• Exercise:
Your answer must consist solely of the number of lines that contain the word "name".

Lines of data
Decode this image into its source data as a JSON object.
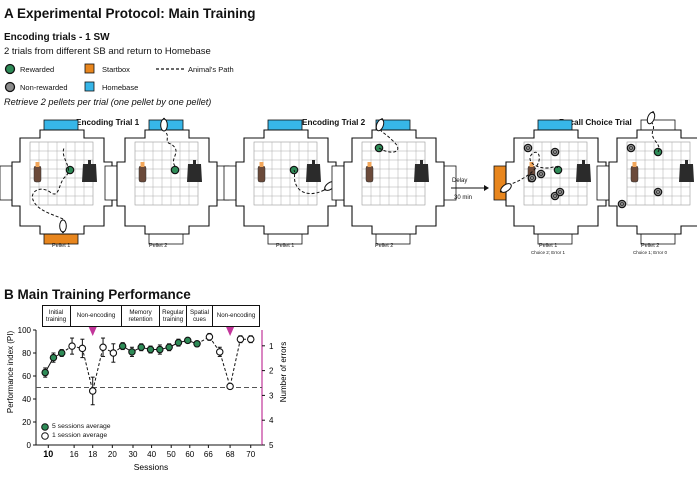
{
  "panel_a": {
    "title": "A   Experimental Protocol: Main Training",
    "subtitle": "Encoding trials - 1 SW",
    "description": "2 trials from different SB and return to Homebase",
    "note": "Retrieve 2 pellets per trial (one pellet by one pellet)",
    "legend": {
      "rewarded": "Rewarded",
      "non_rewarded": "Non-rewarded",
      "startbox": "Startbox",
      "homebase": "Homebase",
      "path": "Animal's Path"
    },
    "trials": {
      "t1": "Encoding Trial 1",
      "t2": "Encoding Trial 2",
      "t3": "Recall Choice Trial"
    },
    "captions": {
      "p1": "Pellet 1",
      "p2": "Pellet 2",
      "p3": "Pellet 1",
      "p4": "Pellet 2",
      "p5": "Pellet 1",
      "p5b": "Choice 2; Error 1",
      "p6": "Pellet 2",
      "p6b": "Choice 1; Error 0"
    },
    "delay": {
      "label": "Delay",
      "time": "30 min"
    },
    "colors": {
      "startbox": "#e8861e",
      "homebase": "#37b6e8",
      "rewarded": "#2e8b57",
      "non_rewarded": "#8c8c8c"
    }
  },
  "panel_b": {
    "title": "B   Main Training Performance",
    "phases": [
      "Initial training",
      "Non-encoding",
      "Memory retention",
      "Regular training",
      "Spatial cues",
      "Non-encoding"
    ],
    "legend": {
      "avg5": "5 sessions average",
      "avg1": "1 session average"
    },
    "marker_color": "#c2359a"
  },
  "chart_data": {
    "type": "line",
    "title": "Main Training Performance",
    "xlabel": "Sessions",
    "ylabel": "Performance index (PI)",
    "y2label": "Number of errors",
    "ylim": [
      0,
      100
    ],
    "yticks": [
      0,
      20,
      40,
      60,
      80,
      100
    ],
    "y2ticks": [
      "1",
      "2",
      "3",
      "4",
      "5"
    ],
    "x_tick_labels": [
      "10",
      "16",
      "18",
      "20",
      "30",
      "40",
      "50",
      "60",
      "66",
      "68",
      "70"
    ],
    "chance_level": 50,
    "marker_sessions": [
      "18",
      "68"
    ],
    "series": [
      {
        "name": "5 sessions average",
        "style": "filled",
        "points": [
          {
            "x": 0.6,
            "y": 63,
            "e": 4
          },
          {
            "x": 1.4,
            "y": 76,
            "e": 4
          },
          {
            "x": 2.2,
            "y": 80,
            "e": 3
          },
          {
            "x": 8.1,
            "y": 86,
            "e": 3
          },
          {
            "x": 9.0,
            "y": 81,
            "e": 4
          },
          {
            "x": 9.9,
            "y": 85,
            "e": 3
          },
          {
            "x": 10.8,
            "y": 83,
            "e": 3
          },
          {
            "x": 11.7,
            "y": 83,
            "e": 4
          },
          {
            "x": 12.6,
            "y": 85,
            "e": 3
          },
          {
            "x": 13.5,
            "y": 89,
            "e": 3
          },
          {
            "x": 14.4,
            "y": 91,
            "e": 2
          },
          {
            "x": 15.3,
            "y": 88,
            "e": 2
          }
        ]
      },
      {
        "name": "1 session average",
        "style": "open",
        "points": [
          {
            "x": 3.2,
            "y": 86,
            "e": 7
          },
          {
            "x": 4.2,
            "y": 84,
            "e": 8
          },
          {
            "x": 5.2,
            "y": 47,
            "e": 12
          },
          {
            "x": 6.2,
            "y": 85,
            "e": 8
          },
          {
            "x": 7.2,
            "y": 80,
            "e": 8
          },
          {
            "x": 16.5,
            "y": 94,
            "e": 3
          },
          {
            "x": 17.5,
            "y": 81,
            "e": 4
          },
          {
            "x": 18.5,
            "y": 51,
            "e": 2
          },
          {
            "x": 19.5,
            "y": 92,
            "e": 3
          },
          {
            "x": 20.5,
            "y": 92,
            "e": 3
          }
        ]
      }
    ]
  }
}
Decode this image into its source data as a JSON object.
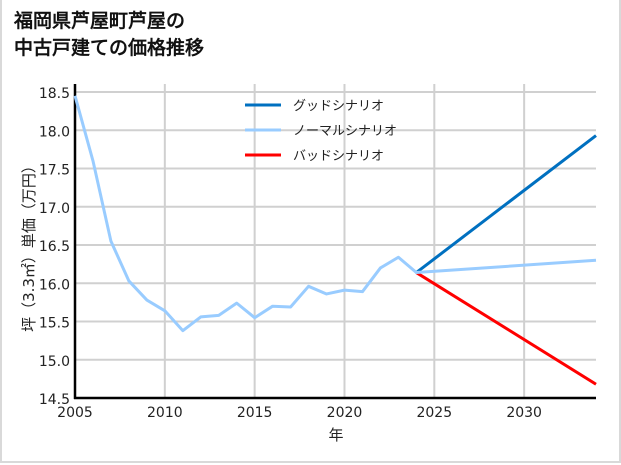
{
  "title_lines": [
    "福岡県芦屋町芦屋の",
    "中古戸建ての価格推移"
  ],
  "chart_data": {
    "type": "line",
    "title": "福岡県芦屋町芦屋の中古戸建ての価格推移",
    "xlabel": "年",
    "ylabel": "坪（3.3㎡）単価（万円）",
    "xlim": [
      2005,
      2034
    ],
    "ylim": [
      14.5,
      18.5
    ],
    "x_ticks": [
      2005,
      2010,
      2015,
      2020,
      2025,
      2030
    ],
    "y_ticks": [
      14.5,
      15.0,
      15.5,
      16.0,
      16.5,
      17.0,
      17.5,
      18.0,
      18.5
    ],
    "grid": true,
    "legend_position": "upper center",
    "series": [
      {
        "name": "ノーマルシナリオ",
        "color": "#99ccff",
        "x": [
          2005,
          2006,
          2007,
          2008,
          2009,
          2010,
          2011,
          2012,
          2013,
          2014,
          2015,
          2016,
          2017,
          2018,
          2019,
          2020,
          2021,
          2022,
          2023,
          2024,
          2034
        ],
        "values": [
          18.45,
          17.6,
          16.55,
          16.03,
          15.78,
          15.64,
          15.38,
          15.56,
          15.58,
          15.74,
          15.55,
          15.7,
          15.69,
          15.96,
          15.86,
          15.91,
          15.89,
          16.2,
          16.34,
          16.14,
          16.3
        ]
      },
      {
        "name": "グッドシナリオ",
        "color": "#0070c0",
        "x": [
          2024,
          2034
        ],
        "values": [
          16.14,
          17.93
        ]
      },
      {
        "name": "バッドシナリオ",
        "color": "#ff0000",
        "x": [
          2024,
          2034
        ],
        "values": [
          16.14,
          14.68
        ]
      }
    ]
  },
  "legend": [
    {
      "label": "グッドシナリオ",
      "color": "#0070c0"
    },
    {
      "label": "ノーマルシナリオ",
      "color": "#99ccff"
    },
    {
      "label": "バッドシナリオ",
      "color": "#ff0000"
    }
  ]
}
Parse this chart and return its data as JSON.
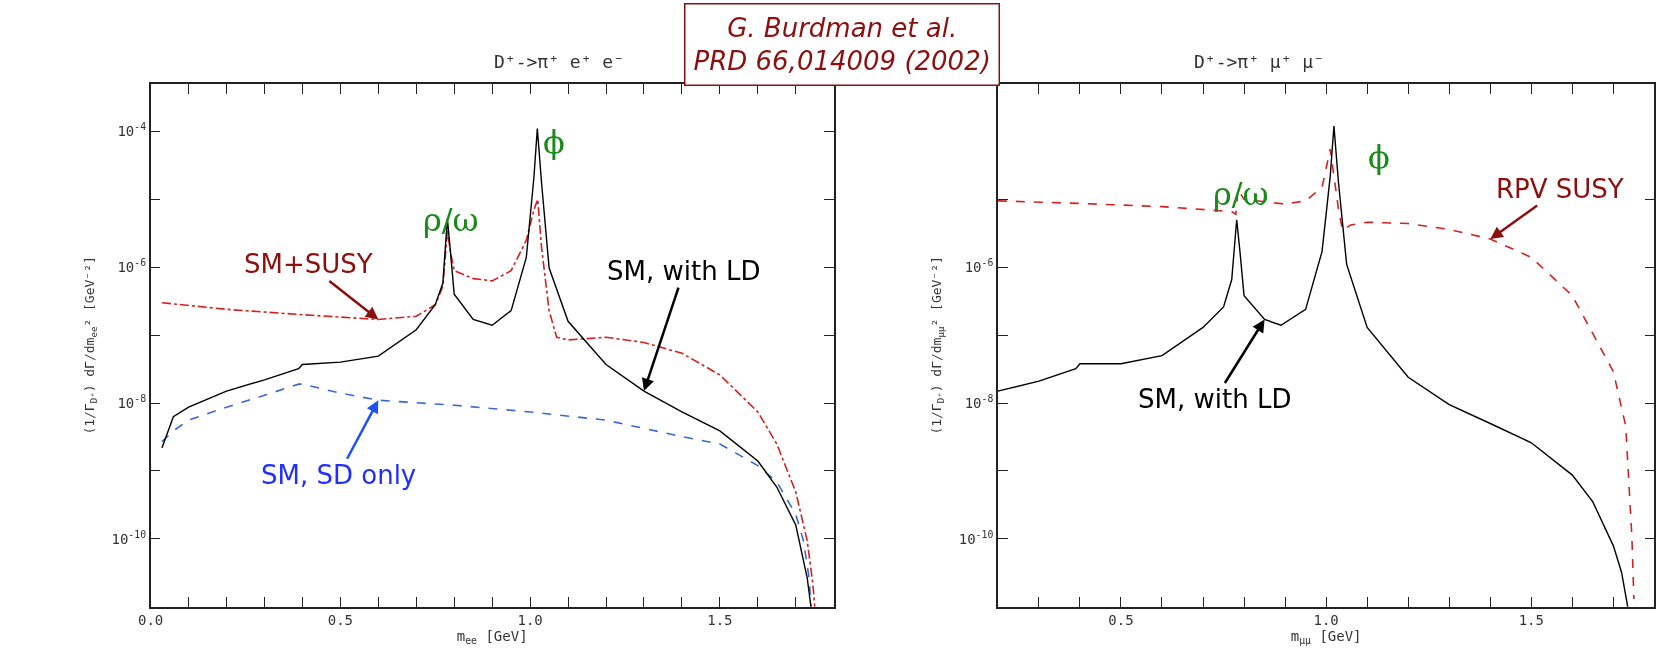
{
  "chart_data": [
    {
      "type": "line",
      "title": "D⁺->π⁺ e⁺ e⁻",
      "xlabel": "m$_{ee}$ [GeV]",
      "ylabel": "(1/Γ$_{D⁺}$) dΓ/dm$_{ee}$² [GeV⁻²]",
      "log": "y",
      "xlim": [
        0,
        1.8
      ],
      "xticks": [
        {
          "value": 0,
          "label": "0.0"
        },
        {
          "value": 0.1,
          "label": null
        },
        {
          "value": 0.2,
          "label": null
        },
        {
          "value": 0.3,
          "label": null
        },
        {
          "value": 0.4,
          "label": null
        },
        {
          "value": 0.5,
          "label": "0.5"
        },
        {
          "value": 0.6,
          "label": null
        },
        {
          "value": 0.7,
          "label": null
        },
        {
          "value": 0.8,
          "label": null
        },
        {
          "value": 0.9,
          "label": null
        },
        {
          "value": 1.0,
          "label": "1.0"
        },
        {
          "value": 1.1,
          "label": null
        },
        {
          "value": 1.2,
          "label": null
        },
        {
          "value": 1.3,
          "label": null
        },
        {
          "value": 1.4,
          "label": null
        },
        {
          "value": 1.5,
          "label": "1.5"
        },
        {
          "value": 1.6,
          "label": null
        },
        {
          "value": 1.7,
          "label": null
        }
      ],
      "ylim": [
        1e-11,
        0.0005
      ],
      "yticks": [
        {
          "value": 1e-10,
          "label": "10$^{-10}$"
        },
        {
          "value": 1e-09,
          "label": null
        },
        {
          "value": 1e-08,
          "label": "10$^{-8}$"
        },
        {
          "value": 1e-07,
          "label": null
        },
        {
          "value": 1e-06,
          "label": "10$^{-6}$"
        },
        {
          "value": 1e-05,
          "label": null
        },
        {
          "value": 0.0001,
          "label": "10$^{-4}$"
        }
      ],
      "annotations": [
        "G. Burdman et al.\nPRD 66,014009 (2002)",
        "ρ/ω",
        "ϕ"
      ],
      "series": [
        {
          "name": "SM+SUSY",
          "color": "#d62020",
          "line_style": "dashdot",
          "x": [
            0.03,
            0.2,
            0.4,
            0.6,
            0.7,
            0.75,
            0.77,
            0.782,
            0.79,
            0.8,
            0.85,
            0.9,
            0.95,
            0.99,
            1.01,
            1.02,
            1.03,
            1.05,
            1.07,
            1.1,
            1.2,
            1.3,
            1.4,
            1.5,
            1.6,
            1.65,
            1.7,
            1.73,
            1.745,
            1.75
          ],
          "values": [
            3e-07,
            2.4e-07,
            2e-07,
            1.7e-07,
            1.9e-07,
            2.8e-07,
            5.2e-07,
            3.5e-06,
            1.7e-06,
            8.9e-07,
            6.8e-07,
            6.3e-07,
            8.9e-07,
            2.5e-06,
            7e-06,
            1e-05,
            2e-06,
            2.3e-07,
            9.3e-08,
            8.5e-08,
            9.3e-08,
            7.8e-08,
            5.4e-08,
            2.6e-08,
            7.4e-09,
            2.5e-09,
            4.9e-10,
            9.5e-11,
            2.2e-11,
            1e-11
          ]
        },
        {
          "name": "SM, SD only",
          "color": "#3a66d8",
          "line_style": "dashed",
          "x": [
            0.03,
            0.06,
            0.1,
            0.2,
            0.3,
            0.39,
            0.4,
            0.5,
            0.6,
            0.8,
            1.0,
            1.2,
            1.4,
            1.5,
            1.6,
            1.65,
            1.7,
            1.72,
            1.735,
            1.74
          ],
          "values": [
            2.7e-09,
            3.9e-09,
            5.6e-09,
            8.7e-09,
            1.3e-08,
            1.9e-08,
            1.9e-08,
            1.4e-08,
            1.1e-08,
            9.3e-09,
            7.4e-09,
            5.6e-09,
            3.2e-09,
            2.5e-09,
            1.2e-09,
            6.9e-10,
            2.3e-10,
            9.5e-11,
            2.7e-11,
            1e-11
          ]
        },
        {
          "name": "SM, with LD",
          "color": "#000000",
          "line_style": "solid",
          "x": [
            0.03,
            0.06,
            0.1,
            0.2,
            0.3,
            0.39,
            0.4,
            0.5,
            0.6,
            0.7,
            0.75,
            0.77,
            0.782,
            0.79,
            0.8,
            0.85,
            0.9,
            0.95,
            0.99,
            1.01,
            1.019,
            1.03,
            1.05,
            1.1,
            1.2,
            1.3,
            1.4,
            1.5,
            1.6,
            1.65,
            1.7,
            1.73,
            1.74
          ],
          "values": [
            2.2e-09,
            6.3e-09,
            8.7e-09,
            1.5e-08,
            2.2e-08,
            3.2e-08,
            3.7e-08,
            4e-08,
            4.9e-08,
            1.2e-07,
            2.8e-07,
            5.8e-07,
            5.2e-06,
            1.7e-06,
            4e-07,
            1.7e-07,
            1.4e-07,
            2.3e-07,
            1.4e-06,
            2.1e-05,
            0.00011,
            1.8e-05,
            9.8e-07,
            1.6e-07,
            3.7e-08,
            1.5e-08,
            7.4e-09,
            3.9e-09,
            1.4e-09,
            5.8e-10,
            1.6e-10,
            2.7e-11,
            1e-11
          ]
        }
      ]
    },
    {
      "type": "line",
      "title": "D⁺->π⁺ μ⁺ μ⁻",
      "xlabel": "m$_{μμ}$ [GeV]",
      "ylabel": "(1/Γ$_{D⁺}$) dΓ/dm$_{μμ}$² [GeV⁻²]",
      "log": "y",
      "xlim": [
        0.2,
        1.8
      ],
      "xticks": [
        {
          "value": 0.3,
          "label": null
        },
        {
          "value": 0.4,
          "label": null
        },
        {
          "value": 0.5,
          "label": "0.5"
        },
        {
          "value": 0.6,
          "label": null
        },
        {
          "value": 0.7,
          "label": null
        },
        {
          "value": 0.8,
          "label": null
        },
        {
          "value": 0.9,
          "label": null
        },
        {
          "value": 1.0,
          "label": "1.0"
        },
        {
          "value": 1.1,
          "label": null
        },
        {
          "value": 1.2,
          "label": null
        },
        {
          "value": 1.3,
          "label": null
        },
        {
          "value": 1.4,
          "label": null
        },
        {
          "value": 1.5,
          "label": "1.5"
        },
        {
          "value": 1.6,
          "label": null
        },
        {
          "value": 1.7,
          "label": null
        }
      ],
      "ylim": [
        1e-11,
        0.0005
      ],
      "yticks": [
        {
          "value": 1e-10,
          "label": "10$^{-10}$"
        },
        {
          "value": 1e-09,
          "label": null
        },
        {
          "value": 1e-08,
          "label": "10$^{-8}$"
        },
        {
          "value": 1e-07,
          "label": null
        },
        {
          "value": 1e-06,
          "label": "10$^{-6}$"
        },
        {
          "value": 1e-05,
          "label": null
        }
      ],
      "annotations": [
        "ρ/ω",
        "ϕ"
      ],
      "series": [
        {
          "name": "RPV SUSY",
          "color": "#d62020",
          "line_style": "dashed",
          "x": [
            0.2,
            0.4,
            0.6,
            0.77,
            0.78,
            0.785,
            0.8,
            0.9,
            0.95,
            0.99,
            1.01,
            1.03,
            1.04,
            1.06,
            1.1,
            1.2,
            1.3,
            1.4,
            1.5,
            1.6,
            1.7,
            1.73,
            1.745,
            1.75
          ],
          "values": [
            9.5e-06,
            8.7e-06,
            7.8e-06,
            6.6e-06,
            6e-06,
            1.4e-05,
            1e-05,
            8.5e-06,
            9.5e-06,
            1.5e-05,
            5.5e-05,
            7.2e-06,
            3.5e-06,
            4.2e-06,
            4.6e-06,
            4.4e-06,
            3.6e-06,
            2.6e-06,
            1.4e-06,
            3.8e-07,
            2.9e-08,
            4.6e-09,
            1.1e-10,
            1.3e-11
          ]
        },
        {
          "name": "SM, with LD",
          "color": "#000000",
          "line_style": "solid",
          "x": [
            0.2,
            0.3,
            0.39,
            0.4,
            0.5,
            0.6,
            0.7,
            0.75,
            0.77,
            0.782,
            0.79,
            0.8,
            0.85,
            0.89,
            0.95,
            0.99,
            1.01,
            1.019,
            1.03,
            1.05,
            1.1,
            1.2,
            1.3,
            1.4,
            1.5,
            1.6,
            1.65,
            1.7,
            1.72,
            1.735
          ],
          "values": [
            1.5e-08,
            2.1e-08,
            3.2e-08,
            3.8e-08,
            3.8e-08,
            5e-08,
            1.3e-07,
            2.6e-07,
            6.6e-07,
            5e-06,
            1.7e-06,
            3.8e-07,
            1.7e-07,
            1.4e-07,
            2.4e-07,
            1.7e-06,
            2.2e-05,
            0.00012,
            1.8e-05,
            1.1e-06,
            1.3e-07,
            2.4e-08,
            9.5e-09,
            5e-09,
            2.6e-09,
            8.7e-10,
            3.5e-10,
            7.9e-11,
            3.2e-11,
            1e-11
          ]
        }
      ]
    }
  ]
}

• Output:
10